- The request -
Review the lines that follow and copy each one that contains the word "title".
___ Material provided ___
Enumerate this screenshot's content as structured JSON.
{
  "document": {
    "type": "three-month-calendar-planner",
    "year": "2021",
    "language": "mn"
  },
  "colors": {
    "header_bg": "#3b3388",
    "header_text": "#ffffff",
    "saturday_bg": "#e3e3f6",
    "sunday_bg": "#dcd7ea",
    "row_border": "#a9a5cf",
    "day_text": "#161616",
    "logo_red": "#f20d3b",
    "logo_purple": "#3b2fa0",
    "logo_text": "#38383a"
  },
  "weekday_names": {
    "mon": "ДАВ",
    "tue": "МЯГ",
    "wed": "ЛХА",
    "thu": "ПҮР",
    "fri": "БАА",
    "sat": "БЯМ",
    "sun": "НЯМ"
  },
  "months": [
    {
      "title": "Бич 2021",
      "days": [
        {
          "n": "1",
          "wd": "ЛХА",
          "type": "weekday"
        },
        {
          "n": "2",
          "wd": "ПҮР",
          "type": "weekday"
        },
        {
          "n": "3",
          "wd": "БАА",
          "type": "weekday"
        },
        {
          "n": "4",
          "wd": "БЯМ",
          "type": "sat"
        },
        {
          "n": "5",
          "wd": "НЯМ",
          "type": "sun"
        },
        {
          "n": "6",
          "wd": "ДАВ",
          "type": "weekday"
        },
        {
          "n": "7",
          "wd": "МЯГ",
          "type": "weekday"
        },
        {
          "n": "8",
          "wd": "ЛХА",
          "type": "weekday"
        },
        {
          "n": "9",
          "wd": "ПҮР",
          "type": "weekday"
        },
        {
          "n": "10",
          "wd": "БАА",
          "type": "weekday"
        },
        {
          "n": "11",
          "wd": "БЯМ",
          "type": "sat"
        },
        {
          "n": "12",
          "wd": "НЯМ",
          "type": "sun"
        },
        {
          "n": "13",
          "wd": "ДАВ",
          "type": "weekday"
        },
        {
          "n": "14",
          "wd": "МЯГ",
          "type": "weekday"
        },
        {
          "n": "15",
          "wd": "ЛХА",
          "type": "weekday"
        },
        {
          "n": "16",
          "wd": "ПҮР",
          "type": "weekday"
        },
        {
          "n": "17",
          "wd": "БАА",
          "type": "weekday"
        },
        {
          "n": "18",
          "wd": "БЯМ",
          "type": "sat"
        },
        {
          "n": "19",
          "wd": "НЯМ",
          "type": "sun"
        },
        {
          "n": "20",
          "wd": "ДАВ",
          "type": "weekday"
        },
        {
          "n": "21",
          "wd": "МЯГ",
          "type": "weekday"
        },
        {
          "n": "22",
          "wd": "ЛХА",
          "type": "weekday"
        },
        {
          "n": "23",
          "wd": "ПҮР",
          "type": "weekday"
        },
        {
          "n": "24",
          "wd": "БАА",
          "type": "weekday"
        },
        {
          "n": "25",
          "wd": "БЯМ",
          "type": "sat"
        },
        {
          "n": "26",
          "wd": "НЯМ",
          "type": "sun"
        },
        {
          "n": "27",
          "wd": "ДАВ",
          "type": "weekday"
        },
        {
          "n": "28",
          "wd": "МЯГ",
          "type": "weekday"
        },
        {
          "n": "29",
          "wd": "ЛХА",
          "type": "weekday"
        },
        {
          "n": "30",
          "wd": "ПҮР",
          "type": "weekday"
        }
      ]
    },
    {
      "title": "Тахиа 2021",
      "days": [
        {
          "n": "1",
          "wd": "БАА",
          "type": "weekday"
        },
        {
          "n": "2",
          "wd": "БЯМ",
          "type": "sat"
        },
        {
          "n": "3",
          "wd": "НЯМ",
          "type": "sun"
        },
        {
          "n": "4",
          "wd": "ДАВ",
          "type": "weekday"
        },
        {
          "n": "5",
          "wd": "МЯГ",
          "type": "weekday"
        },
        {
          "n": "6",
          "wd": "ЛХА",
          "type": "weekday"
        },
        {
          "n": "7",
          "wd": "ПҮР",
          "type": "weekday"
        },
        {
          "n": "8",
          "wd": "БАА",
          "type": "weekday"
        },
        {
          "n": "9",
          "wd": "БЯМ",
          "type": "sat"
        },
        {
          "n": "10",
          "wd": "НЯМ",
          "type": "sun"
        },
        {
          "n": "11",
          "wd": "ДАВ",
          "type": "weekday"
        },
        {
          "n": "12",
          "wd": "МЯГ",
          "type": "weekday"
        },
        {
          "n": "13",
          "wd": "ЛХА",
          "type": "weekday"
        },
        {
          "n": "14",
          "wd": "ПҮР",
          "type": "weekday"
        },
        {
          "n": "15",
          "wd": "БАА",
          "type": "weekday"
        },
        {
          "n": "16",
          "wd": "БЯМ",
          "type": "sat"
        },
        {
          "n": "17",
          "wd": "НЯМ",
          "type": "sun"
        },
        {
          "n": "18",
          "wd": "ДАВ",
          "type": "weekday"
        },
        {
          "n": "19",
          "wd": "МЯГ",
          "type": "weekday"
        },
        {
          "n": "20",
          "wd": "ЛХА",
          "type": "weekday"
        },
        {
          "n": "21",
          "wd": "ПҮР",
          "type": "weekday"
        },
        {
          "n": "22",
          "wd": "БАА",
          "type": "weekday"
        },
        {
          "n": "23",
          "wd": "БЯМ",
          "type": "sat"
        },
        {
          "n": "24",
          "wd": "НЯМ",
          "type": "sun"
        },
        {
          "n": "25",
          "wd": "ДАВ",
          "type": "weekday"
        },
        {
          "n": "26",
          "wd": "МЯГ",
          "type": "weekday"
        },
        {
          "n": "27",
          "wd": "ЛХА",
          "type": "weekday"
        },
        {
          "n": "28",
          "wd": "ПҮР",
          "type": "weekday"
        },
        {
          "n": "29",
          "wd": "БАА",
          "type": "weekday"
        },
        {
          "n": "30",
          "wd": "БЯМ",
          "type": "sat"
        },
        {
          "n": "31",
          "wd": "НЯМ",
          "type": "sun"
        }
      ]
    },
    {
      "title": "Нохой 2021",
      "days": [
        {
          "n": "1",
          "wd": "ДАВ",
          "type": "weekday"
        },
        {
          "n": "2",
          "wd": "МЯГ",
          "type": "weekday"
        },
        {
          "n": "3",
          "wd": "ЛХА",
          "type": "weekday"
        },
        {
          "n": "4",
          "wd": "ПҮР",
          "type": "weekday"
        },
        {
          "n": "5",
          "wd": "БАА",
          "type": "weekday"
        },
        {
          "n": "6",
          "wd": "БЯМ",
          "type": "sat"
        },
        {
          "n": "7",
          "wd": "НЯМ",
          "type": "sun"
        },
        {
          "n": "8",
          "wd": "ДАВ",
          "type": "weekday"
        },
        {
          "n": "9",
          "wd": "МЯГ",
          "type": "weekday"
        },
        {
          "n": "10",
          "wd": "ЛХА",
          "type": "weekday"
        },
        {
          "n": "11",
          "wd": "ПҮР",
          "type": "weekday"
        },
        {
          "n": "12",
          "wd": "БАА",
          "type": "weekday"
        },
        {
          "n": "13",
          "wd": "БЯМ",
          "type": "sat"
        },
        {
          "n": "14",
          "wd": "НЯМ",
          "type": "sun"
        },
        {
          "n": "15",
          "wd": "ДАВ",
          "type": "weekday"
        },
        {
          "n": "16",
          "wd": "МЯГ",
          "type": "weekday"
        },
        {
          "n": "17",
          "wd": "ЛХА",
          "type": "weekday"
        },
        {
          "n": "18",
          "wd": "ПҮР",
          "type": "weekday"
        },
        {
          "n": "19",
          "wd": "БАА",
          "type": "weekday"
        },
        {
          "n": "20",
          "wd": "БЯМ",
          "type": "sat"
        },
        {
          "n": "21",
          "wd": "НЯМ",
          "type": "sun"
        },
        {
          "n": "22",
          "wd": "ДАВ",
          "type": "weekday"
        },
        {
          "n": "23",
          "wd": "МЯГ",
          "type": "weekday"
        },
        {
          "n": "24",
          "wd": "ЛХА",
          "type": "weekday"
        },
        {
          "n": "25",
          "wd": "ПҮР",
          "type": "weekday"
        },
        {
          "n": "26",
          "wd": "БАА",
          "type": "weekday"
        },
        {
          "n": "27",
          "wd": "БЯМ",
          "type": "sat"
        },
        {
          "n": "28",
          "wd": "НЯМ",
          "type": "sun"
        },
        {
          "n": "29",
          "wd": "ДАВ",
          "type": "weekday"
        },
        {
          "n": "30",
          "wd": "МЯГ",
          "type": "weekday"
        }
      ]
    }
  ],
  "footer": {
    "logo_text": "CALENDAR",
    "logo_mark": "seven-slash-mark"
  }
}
___
- Correct answer -
      "title": "Бич 2021",
      "title": "Тахиа 2021",
      "title": "Нохой 2021",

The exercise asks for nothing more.